(Description of the task)
Reproduce the records below exactly, leaving out any pictures.

(Data in this exercise)
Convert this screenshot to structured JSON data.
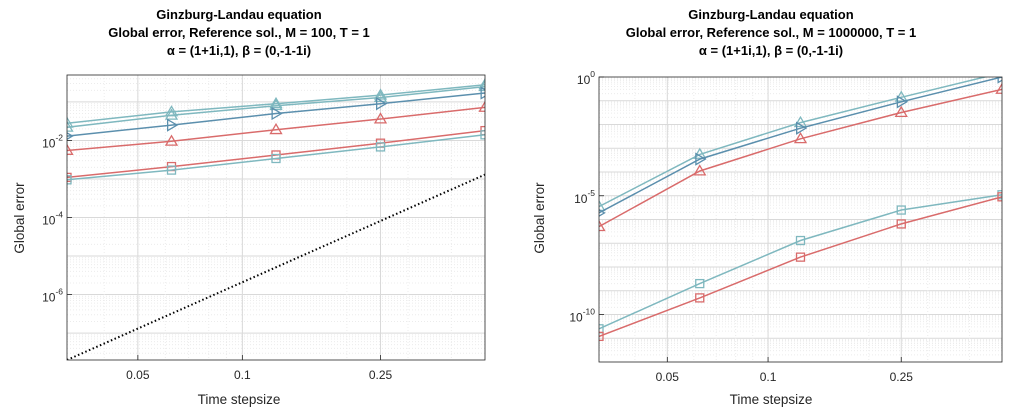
{
  "chart_data": [
    {
      "type": "line",
      "title_lines": [
        "Ginzburg-Landau equation",
        "Global error, Reference sol., M = 100, T = 1",
        "α = (1+1i,1), β = (0,-1-1i)"
      ],
      "xlabel": "Time stepsize",
      "ylabel": "Global error",
      "xscale": "log",
      "yscale": "log",
      "xlim": [
        0.03125,
        0.5
      ],
      "ylim": [
        2e-08,
        0.5
      ],
      "xticks": [
        {
          "v": 0.05,
          "label": "0.05"
        },
        {
          "v": 0.1,
          "label": "0.1"
        },
        {
          "v": 0.25,
          "label": "0.25"
        }
      ],
      "yticks": [
        {
          "v": 0.01,
          "base": "10",
          "exp": "-2"
        },
        {
          "v": 0.0001,
          "base": "10",
          "exp": "-4"
        },
        {
          "v": 1e-06,
          "base": "10",
          "exp": "-6"
        }
      ],
      "grid": true,
      "series": [
        {
          "color": "#7fb8bf",
          "marker": "triangle-up",
          "style": "solid",
          "x": [
            0.03125,
            0.0625,
            0.125,
            0.25,
            0.5
          ],
          "y": [
            0.028,
            0.055,
            0.09,
            0.15,
            0.28
          ]
        },
        {
          "color": "#7fb8bf",
          "marker": "triangle-up",
          "style": "solid",
          "x": [
            0.03125,
            0.0625,
            0.125,
            0.25,
            0.5
          ],
          "y": [
            0.022,
            0.045,
            0.08,
            0.13,
            0.25
          ]
        },
        {
          "color": "#5b8fad",
          "marker": "triangle-right",
          "style": "solid",
          "x": [
            0.03125,
            0.0625,
            0.125,
            0.25,
            0.5
          ],
          "y": [
            0.013,
            0.025,
            0.05,
            0.09,
            0.17
          ]
        },
        {
          "color": "#d96b6b",
          "marker": "triangle-up",
          "style": "solid",
          "x": [
            0.03125,
            0.0625,
            0.125,
            0.25,
            0.5
          ],
          "y": [
            0.0055,
            0.0095,
            0.019,
            0.036,
            0.072
          ]
        },
        {
          "color": "#d96b6b",
          "marker": "square",
          "style": "solid",
          "x": [
            0.03125,
            0.0625,
            0.125,
            0.25,
            0.5
          ],
          "y": [
            0.0011,
            0.0021,
            0.0042,
            0.0085,
            0.018
          ]
        },
        {
          "color": "#7fb8bf",
          "marker": "square",
          "style": "solid",
          "x": [
            0.03125,
            0.0625,
            0.125,
            0.25,
            0.5
          ],
          "y": [
            0.00095,
            0.0017,
            0.0034,
            0.0068,
            0.014
          ]
        },
        {
          "color": "#000000",
          "marker": "none",
          "style": "dotted",
          "x": [
            0.03125,
            0.5
          ],
          "y": [
            2e-08,
            0.0013
          ]
        }
      ]
    },
    {
      "type": "line",
      "title_lines": [
        "Ginzburg-Landau equation",
        "Global error, Reference sol., M = 1000000, T = 1",
        "α = (1+1i,1), β = (0,-1-1i)"
      ],
      "xlabel": "Time stepsize",
      "ylabel": "Global error",
      "xscale": "log",
      "yscale": "log",
      "xlim": [
        0.03125,
        0.5
      ],
      "ylim": [
        1e-12,
        1
      ],
      "xticks": [
        {
          "v": 0.05,
          "label": "0.05"
        },
        {
          "v": 0.1,
          "label": "0.1"
        },
        {
          "v": 0.25,
          "label": "0.25"
        }
      ],
      "yticks": [
        {
          "v": 1,
          "base": "10",
          "exp": "0"
        },
        {
          "v": 1e-05,
          "base": "10",
          "exp": "-5"
        },
        {
          "v": 1e-10,
          "base": "10",
          "exp": "-10"
        }
      ],
      "grid": true,
      "series": [
        {
          "color": "#7fb8bf",
          "marker": "triangle-up",
          "style": "solid",
          "x": [
            0.03125,
            0.0625,
            0.125,
            0.25,
            0.5
          ],
          "y": [
            3.5e-06,
            0.00055,
            0.012,
            0.14,
            1.5
          ]
        },
        {
          "color": "#5b8fad",
          "marker": "triangle-right",
          "style": "solid",
          "x": [
            0.03125,
            0.0625,
            0.125,
            0.25,
            0.5
          ],
          "y": [
            1.9e-06,
            0.00035,
            0.007,
            0.09,
            1.0
          ]
        },
        {
          "color": "#d96b6b",
          "marker": "triangle-up",
          "style": "solid",
          "x": [
            0.03125,
            0.0625,
            0.125,
            0.25,
            0.5
          ],
          "y": [
            5e-07,
            0.00011,
            0.0025,
            0.032,
            0.3
          ]
        },
        {
          "color": "#7fb8bf",
          "marker": "square",
          "style": "solid",
          "x": [
            0.03125,
            0.0625,
            0.125,
            0.25,
            0.5
          ],
          "y": [
            2.5e-11,
            2e-09,
            1.3e-07,
            2.5e-06,
            1.1e-05
          ]
        },
        {
          "color": "#d96b6b",
          "marker": "square",
          "style": "solid",
          "x": [
            0.03125,
            0.0625,
            0.125,
            0.25,
            0.5
          ],
          "y": [
            1.2e-11,
            5e-10,
            2.6e-08,
            6.5e-07,
            9e-06
          ]
        }
      ]
    }
  ]
}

(Written reply)
Convert this screenshot to structured JSON data.
{
  "chart_data": [
    {
      "type": "line",
      "title_lines": [
        "Ginzburg-Landau equation",
        "Global error, Reference sol., M = 100, T = 1",
        "α = (1+1i,1), β = (0,-1-1i)"
      ],
      "xlabel": "Time stepsize",
      "ylabel": "Global error",
      "xscale": "log",
      "yscale": "log",
      "xlim": [
        0.03125,
        0.5
      ],
      "ylim": [
        2e-08,
        0.5
      ],
      "xticks": [
        {
          "v": 0.05,
          "label": "0.05"
        },
        {
          "v": 0.1,
          "label": "0.1"
        },
        {
          "v": 0.25,
          "label": "0.25"
        }
      ],
      "yticks": [
        {
          "v": 0.01,
          "base": "10",
          "exp": "-2"
        },
        {
          "v": 0.0001,
          "base": "10",
          "exp": "-4"
        },
        {
          "v": 1e-06,
          "base": "10",
          "exp": "-6"
        }
      ],
      "grid": true,
      "series": [
        {
          "color": "#7fb8bf",
          "marker": "triangle-up",
          "style": "solid",
          "x": [
            0.03125,
            0.0625,
            0.125,
            0.25,
            0.5
          ],
          "y": [
            0.028,
            0.055,
            0.09,
            0.15,
            0.28
          ]
        },
        {
          "color": "#7fb8bf",
          "marker": "triangle-up",
          "style": "solid",
          "x": [
            0.03125,
            0.0625,
            0.125,
            0.25,
            0.5
          ],
          "y": [
            0.022,
            0.045,
            0.08,
            0.13,
            0.25
          ]
        },
        {
          "color": "#5b8fad",
          "marker": "triangle-right",
          "style": "solid",
          "x": [
            0.03125,
            0.0625,
            0.125,
            0.25,
            0.5
          ],
          "y": [
            0.013,
            0.025,
            0.05,
            0.09,
            0.17
          ]
        },
        {
          "color": "#d96b6b",
          "marker": "triangle-up",
          "style": "solid",
          "x": [
            0.03125,
            0.0625,
            0.125,
            0.25,
            0.5
          ],
          "y": [
            0.0055,
            0.0095,
            0.019,
            0.036,
            0.072
          ]
        },
        {
          "color": "#d96b6b",
          "marker": "square",
          "style": "solid",
          "x": [
            0.03125,
            0.0625,
            0.125,
            0.25,
            0.5
          ],
          "y": [
            0.0011,
            0.0021,
            0.0042,
            0.0085,
            0.018
          ]
        },
        {
          "color": "#7fb8bf",
          "marker": "square",
          "style": "solid",
          "x": [
            0.03125,
            0.0625,
            0.125,
            0.25,
            0.5
          ],
          "y": [
            0.00095,
            0.0017,
            0.0034,
            0.0068,
            0.014
          ]
        },
        {
          "color": "#000000",
          "marker": "none",
          "style": "dotted",
          "x": [
            0.03125,
            0.5
          ],
          "y": [
            2e-08,
            0.0013
          ]
        }
      ]
    },
    {
      "type": "line",
      "title_lines": [
        "Ginzburg-Landau equation",
        "Global error, Reference sol., M = 1000000, T = 1",
        "α = (1+1i,1), β = (0,-1-1i)"
      ],
      "xlabel": "Time stepsize",
      "ylabel": "Global error",
      "xscale": "log",
      "yscale": "log",
      "xlim": [
        0.03125,
        0.5
      ],
      "ylim": [
        1e-12,
        1
      ],
      "xticks": [
        {
          "v": 0.05,
          "label": "0.05"
        },
        {
          "v": 0.1,
          "label": "0.1"
        },
        {
          "v": 0.25,
          "label": "0.25"
        }
      ],
      "yticks": [
        {
          "v": 1,
          "base": "10",
          "exp": "0"
        },
        {
          "v": 1e-05,
          "base": "10",
          "exp": "-5"
        },
        {
          "v": 1e-10,
          "base": "10",
          "exp": "-10"
        }
      ],
      "grid": true,
      "series": [
        {
          "color": "#7fb8bf",
          "marker": "triangle-up",
          "style": "solid",
          "x": [
            0.03125,
            0.0625,
            0.125,
            0.25,
            0.5
          ],
          "y": [
            3.5e-06,
            0.00055,
            0.012,
            0.14,
            1.5
          ]
        },
        {
          "color": "#5b8fad",
          "marker": "triangle-right",
          "style": "solid",
          "x": [
            0.03125,
            0.0625,
            0.125,
            0.25,
            0.5
          ],
          "y": [
            1.9e-06,
            0.00035,
            0.007,
            0.09,
            1.0
          ]
        },
        {
          "color": "#d96b6b",
          "marker": "triangle-up",
          "style": "solid",
          "x": [
            0.03125,
            0.0625,
            0.125,
            0.25,
            0.5
          ],
          "y": [
            5e-07,
            0.00011,
            0.0025,
            0.032,
            0.3
          ]
        },
        {
          "color": "#7fb8bf",
          "marker": "square",
          "style": "solid",
          "x": [
            0.03125,
            0.0625,
            0.125,
            0.25,
            0.5
          ],
          "y": [
            2.5e-11,
            2e-09,
            1.3e-07,
            2.5e-06,
            1.1e-05
          ]
        },
        {
          "color": "#d96b6b",
          "marker": "square",
          "style": "solid",
          "x": [
            0.03125,
            0.0625,
            0.125,
            0.25,
            0.5
          ],
          "y": [
            1.2e-11,
            5e-10,
            2.6e-08,
            6.5e-07,
            9e-06
          ]
        }
      ]
    }
  ]
}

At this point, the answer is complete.